TO DO:
Reproduce every line of the listing as written, apart from the pictures.

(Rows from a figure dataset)

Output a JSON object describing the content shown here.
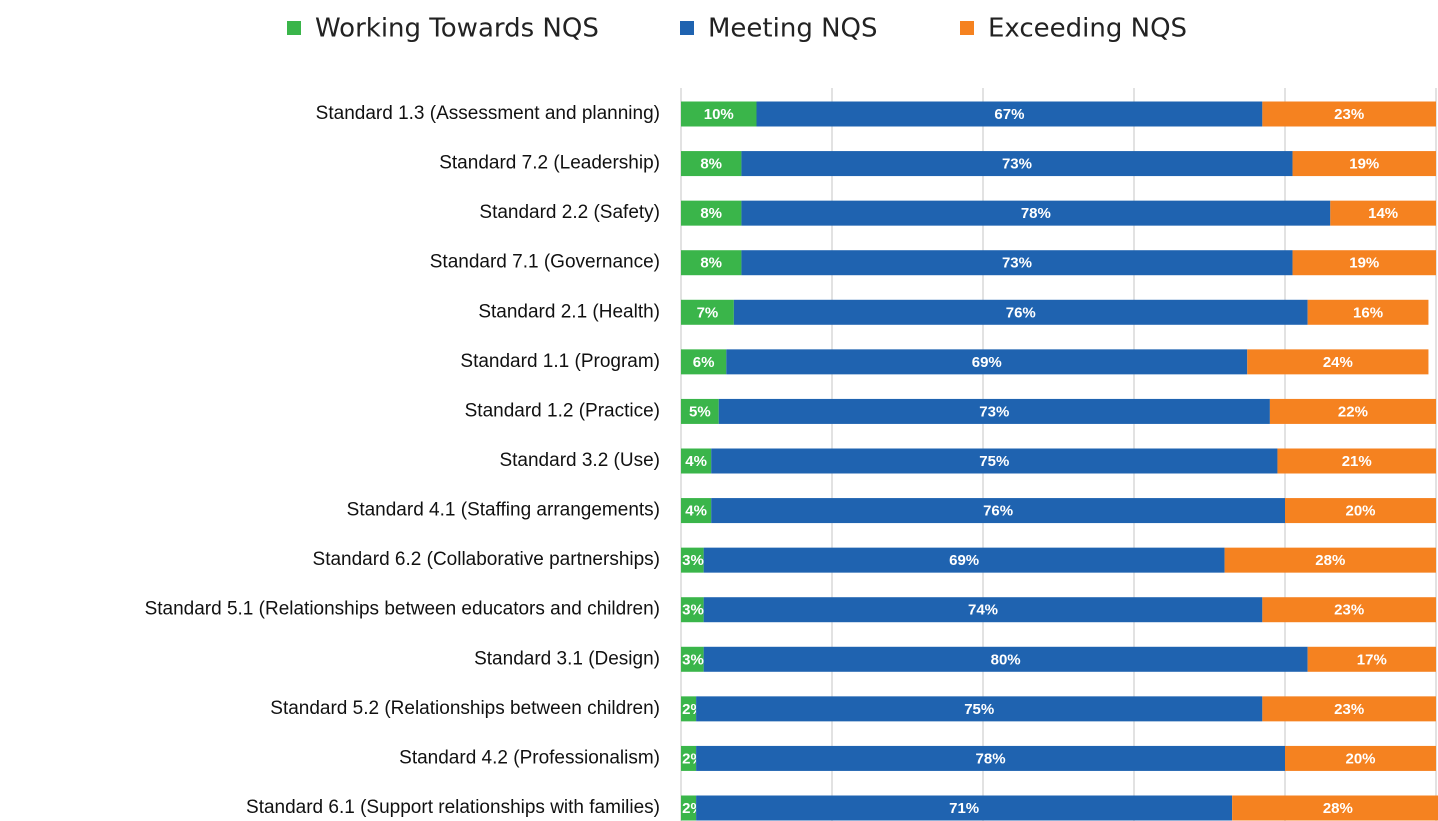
{
  "chart_data": {
    "type": "stacked_bar_horizontal",
    "categories": [
      "Standard 1.3 (Assessment and planning)",
      "Standard 7.2 (Leadership)",
      "Standard 2.2 (Safety)",
      "Standard 7.1 (Governance)",
      "Standard 2.1 (Health)",
      "Standard 1.1 (Program)",
      "Standard 1.2 (Practice)",
      "Standard 3.2 (Use)",
      "Standard 4.1 (Staffing arrangements)",
      "Standard 6.2 (Collaborative partnerships)",
      "Standard 5.1 (Relationships between educators and children)",
      "Standard 3.1 (Design)",
      "Standard 5.2 (Relationships between children)",
      "Standard 4.2 (Professionalism)",
      "Standard 6.1 (Support relationships with families)"
    ],
    "series": [
      {
        "name": "Working Towards NQS",
        "color": "#3ab54a",
        "values": [
          10,
          8,
          8,
          8,
          7,
          6,
          5,
          4,
          4,
          3,
          3,
          3,
          2,
          2,
          2
        ],
        "value_labels": [
          "10%",
          "8%",
          "8%",
          "8%",
          "7%",
          "6%",
          "5%",
          "4%",
          "4%",
          "3%",
          "3%",
          "3%",
          "2%",
          "2%",
          "2%"
        ]
      },
      {
        "name": "Meeting NQS",
        "color": "#1f63b0",
        "values": [
          67,
          73,
          78,
          73,
          76,
          69,
          73,
          75,
          76,
          69,
          74,
          80,
          75,
          78,
          71
        ],
        "value_labels": [
          "67%",
          "73%",
          "78%",
          "73%",
          "76%",
          "69%",
          "73%",
          "75%",
          "76%",
          "69%",
          "74%",
          "80%",
          "75%",
          "78%",
          "71%"
        ]
      },
      {
        "name": "Exceeding NQS",
        "color": "#f58220",
        "values": [
          23,
          19,
          14,
          19,
          16,
          24,
          22,
          21,
          20,
          28,
          23,
          17,
          23,
          20,
          28
        ],
        "value_labels": [
          "23%",
          "19%",
          "14%",
          "19%",
          "16%",
          "24%",
          "22%",
          "21%",
          "20%",
          "28%",
          "23%",
          "17%",
          "23%",
          "20%",
          "28%"
        ]
      }
    ],
    "xlim": [
      0,
      100
    ],
    "xticks": [
      0,
      20,
      40,
      60,
      80,
      100
    ],
    "grid": true
  }
}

WRITTEN REPLY:
Output a JSON object describing the content shown here.
{
  "chart_data": {
    "type": "stacked_bar_horizontal",
    "categories": [
      "Standard 1.3 (Assessment and planning)",
      "Standard 7.2 (Leadership)",
      "Standard 2.2 (Safety)",
      "Standard 7.1 (Governance)",
      "Standard 2.1 (Health)",
      "Standard 1.1 (Program)",
      "Standard 1.2 (Practice)",
      "Standard 3.2 (Use)",
      "Standard 4.1 (Staffing arrangements)",
      "Standard 6.2 (Collaborative partnerships)",
      "Standard 5.1 (Relationships between educators and children)",
      "Standard 3.1 (Design)",
      "Standard 5.2 (Relationships between children)",
      "Standard 4.2 (Professionalism)",
      "Standard 6.1 (Support relationships with families)"
    ],
    "series": [
      {
        "name": "Working Towards NQS",
        "color": "#3ab54a",
        "values": [
          10,
          8,
          8,
          8,
          7,
          6,
          5,
          4,
          4,
          3,
          3,
          3,
          2,
          2,
          2
        ],
        "value_labels": [
          "10%",
          "8%",
          "8%",
          "8%",
          "7%",
          "6%",
          "5%",
          "4%",
          "4%",
          "3%",
          "3%",
          "3%",
          "2%",
          "2%",
          "2%"
        ]
      },
      {
        "name": "Meeting NQS",
        "color": "#1f63b0",
        "values": [
          67,
          73,
          78,
          73,
          76,
          69,
          73,
          75,
          76,
          69,
          74,
          80,
          75,
          78,
          71
        ],
        "value_labels": [
          "67%",
          "73%",
          "78%",
          "73%",
          "76%",
          "69%",
          "73%",
          "75%",
          "76%",
          "69%",
          "74%",
          "80%",
          "75%",
          "78%",
          "71%"
        ]
      },
      {
        "name": "Exceeding NQS",
        "color": "#f58220",
        "values": [
          23,
          19,
          14,
          19,
          16,
          24,
          22,
          21,
          20,
          28,
          23,
          17,
          23,
          20,
          28
        ],
        "value_labels": [
          "23%",
          "19%",
          "14%",
          "19%",
          "16%",
          "24%",
          "22%",
          "21%",
          "20%",
          "28%",
          "23%",
          "17%",
          "23%",
          "20%",
          "28%"
        ]
      }
    ],
    "xlim": [
      0,
      100
    ],
    "xticks": [
      0,
      20,
      40,
      60,
      80,
      100
    ],
    "grid": true
  }
}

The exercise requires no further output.